start

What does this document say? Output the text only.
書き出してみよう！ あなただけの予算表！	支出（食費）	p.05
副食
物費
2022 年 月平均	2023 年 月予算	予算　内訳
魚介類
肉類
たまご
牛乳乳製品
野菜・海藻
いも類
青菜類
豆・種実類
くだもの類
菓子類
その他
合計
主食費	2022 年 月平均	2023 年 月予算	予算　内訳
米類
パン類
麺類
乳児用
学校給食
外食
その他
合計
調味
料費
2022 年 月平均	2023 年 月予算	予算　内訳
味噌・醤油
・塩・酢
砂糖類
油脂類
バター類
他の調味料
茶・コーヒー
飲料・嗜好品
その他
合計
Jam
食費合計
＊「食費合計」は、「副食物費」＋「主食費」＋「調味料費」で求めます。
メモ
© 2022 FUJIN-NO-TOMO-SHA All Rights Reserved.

end
start

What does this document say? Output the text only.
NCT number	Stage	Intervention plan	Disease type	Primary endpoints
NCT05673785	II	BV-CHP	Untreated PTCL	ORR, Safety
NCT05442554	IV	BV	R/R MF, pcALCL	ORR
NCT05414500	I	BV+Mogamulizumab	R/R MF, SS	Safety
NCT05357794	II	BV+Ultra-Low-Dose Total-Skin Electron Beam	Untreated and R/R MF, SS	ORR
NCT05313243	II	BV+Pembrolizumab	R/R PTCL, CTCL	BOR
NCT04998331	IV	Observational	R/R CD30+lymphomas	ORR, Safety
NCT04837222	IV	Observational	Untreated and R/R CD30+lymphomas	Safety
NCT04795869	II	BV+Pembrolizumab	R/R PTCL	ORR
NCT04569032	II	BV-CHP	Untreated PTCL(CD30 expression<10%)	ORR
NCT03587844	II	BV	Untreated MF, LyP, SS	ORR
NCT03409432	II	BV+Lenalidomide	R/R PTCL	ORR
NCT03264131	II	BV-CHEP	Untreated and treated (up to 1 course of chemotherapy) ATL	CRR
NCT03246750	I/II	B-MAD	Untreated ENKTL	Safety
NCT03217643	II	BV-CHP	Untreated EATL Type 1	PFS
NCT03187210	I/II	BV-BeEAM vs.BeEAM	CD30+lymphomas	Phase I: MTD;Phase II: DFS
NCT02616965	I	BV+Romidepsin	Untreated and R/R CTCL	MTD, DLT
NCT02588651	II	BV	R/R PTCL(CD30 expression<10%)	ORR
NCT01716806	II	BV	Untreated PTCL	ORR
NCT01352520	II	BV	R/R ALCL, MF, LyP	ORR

end
start

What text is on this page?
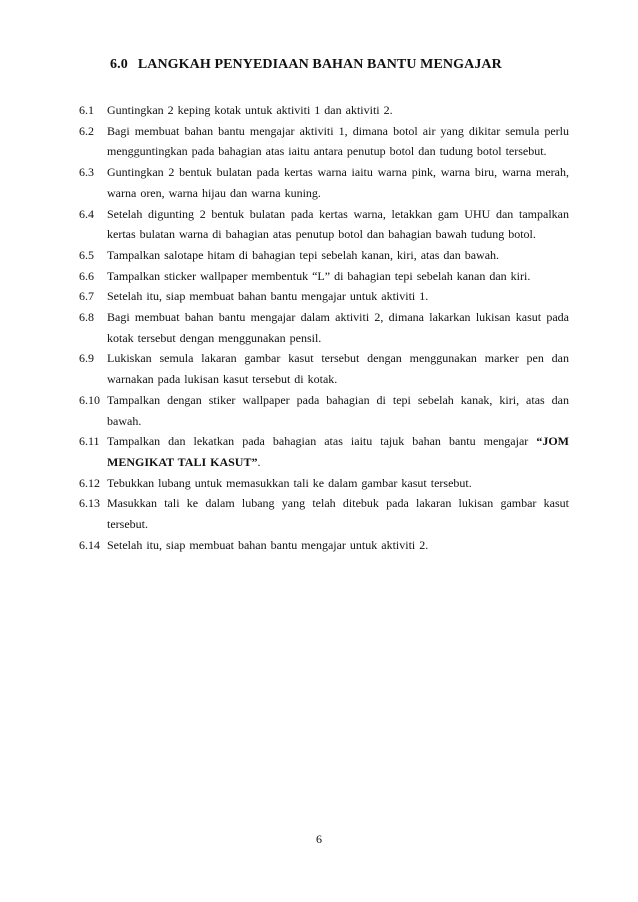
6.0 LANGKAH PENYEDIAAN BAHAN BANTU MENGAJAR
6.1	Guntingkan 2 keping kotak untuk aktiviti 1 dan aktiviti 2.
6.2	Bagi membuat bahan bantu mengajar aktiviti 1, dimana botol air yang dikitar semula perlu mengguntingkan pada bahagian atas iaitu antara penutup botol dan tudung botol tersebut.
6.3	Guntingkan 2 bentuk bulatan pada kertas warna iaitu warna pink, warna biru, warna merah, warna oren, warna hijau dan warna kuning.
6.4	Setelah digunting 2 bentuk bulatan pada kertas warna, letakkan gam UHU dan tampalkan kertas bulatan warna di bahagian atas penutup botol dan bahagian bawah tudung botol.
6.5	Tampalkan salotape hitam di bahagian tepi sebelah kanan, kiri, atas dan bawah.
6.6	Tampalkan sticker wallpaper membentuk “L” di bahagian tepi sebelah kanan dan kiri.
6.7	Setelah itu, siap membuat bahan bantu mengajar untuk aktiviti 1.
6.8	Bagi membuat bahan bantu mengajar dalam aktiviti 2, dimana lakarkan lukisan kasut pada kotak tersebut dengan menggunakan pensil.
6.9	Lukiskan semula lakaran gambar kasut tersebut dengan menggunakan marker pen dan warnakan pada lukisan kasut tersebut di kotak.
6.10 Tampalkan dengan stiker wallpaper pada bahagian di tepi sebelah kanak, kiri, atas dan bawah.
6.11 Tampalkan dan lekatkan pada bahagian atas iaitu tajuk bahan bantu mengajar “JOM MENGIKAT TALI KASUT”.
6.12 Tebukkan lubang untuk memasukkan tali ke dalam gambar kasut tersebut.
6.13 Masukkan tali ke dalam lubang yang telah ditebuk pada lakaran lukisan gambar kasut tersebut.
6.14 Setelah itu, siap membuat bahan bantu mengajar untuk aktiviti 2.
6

end

▶ **WHAT YOU SHOULD DO**
Count every line of the material above that holds the string "kertas", then state only the total.

▶ **RESPONSE**
2